>>>>>
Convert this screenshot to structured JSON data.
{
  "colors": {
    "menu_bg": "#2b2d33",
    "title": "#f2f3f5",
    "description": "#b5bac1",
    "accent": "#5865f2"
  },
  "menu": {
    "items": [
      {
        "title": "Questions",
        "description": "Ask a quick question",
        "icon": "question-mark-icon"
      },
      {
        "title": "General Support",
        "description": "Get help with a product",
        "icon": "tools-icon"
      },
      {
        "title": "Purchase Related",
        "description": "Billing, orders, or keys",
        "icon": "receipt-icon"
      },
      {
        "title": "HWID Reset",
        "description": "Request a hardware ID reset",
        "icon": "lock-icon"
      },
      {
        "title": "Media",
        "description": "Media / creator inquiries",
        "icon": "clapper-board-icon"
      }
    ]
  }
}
<<<<<
Problem:
Repeat the entries exactly, all of them.

Full answer:
Convert this screenshot to structured JSON data.
{
  "colors": {
    "menu_bg": "#2b2d33",
    "title": "#f2f3f5",
    "description": "#b5bac1",
    "accent": "#5865f2"
  },
  "menu": {
    "items": [
      {
        "title": "Questions",
        "description": "Ask a quick question",
        "icon": "question-mark-icon"
      },
      {
        "title": "General Support",
        "description": "Get help with a product",
        "icon": "tools-icon"
      },
      {
        "title": "Purchase Related",
        "description": "Billing, orders, or keys",
        "icon": "receipt-icon"
      },
      {
        "title": "HWID Reset",
        "description": "Request a hardware ID reset",
        "icon": "lock-icon"
      },
      {
        "title": "Media",
        "description": "Media / creator inquiries",
        "icon": "clapper-board-icon"
      }
    ]
  }
}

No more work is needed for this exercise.